▸ DATA FOR THIS EXERCISE
· · · · ·
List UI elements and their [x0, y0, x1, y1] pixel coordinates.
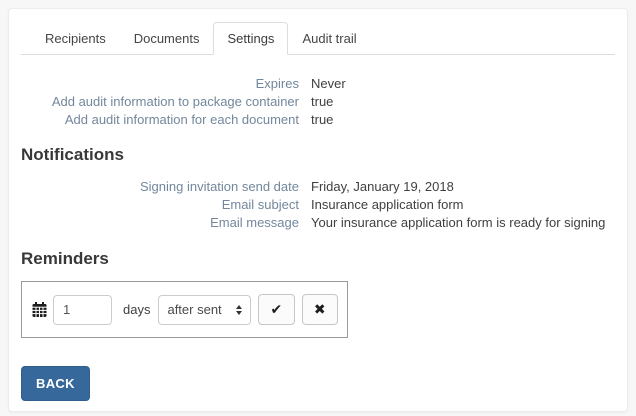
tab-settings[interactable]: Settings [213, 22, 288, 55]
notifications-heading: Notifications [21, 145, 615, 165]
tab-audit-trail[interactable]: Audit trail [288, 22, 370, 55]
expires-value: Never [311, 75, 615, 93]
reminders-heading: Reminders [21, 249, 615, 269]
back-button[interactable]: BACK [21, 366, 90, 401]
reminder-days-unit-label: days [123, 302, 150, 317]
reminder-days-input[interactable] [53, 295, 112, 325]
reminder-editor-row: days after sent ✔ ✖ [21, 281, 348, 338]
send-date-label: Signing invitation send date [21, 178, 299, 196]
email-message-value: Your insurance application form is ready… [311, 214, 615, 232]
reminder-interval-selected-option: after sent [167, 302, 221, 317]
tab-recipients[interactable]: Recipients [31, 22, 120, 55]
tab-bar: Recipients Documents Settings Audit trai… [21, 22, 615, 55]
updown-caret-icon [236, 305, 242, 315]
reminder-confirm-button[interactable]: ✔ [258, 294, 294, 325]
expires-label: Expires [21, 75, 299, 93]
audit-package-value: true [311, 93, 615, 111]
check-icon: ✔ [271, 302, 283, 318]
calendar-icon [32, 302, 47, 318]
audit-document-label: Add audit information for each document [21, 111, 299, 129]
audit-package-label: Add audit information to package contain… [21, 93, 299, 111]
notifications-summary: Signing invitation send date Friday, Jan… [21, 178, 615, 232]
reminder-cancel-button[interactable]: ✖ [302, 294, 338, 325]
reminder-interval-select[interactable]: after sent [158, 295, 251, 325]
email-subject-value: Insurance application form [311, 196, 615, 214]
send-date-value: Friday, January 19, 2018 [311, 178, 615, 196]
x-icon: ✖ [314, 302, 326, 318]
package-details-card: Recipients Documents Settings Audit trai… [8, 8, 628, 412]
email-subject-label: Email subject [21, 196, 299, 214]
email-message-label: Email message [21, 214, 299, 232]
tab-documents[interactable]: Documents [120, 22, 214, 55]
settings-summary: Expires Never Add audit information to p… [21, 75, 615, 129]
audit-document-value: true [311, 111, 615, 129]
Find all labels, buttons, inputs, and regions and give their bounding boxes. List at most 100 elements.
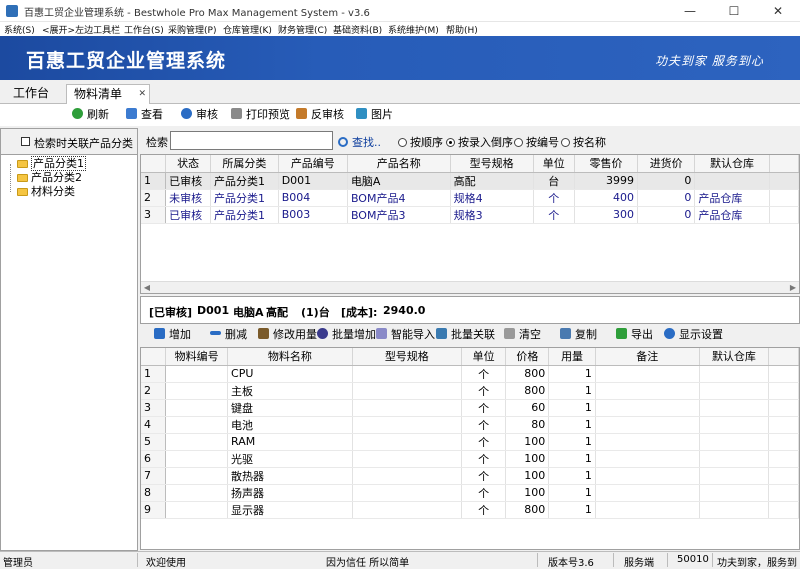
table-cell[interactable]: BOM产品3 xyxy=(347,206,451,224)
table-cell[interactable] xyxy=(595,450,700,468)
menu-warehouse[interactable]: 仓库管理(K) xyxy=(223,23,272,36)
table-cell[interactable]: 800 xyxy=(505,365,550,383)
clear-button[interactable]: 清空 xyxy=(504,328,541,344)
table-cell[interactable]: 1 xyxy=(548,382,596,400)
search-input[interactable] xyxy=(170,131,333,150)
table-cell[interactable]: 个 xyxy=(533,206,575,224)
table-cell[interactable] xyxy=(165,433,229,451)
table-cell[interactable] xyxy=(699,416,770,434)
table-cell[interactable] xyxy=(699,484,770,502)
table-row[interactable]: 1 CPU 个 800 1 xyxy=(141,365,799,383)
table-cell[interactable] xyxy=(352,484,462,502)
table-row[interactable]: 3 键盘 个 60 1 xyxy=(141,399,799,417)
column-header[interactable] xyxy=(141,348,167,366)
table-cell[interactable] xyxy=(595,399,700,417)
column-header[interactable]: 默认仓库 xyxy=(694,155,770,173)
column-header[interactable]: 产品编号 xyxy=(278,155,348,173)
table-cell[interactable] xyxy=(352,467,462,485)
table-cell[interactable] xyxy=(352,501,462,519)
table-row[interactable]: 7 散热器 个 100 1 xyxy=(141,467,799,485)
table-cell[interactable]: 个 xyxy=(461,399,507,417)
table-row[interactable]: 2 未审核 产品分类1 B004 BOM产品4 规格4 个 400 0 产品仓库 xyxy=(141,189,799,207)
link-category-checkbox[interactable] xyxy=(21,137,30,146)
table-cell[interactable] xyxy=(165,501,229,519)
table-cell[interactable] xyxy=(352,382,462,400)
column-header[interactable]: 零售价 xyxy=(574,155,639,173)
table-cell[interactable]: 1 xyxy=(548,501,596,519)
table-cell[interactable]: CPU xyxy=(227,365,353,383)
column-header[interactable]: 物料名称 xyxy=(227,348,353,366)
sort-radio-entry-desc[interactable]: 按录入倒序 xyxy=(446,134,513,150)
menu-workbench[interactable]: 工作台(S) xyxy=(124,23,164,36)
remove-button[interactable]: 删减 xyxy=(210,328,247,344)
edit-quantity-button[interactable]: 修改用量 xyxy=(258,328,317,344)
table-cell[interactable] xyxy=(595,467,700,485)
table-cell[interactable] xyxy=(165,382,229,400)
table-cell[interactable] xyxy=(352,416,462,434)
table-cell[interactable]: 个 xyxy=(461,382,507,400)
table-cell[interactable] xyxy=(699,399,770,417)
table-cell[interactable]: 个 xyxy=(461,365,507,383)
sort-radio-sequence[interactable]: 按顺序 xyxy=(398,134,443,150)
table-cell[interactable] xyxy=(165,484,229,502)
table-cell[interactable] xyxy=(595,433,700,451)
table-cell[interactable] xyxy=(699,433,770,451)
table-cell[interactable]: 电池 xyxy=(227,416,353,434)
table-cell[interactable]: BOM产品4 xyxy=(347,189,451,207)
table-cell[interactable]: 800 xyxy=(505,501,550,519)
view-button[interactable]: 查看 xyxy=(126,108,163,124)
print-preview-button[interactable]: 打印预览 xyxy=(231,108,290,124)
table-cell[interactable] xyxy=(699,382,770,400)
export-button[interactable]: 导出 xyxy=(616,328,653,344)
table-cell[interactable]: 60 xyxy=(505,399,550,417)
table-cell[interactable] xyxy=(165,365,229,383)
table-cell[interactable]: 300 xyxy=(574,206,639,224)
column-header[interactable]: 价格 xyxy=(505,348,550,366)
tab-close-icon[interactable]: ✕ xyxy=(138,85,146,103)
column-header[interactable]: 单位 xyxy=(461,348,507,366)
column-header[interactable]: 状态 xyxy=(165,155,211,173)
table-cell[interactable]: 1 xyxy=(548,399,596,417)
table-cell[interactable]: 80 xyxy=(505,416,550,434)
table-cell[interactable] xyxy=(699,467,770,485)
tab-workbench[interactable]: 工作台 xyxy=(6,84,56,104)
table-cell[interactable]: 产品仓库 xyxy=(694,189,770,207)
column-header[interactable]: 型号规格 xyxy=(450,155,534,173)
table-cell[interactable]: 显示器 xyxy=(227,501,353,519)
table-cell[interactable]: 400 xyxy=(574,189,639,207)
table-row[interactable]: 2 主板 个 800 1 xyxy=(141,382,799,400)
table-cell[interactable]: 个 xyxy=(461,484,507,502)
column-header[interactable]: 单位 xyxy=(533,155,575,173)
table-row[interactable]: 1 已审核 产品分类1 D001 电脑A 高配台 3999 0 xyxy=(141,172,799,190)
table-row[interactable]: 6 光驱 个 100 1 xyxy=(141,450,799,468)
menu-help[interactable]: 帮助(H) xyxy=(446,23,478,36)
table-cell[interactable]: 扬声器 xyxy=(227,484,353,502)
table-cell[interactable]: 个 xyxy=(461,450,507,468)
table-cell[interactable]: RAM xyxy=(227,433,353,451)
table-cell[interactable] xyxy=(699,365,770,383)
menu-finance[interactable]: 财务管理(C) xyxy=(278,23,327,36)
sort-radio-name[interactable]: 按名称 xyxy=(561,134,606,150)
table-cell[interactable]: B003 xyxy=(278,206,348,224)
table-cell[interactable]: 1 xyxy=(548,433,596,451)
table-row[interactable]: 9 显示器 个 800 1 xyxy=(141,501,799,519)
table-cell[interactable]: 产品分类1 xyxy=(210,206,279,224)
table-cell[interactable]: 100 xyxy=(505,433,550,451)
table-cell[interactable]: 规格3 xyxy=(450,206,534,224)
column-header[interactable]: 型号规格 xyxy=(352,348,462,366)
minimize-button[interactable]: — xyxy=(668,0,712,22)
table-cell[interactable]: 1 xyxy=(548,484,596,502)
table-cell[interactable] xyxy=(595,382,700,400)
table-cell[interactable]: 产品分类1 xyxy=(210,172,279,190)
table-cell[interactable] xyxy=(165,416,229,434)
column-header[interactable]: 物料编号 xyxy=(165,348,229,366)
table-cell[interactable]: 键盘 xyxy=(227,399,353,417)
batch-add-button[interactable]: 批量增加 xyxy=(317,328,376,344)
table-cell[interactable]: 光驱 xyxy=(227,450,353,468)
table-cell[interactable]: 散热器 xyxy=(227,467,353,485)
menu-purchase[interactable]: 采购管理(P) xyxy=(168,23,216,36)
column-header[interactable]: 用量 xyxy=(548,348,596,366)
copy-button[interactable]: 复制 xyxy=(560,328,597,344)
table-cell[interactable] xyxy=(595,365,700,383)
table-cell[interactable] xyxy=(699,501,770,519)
· · · · ·
▸ SHORT EXERCISE
Rewrite the records above, starting at the line containing "table-cell[interactable]: BOM产品3 xyxy=(347,206,451,224)" and ending at the line containing "clear-button[interactable]: 清空 xyxy=(504,328,541,344)", with "table-cell" changed to "grid-cell" and everything else left the same. Give only those lines.

▸ RESULT
grid-cell[interactable]: BOM产品3 xyxy=(347,206,451,224)
grid-cell[interactable] xyxy=(595,450,700,468)
menu-warehouse[interactable]: 仓库管理(K) xyxy=(223,23,272,36)
grid-cell[interactable]: 800 xyxy=(505,365,550,383)
clear-button[interactable]: 清空 xyxy=(504,328,541,344)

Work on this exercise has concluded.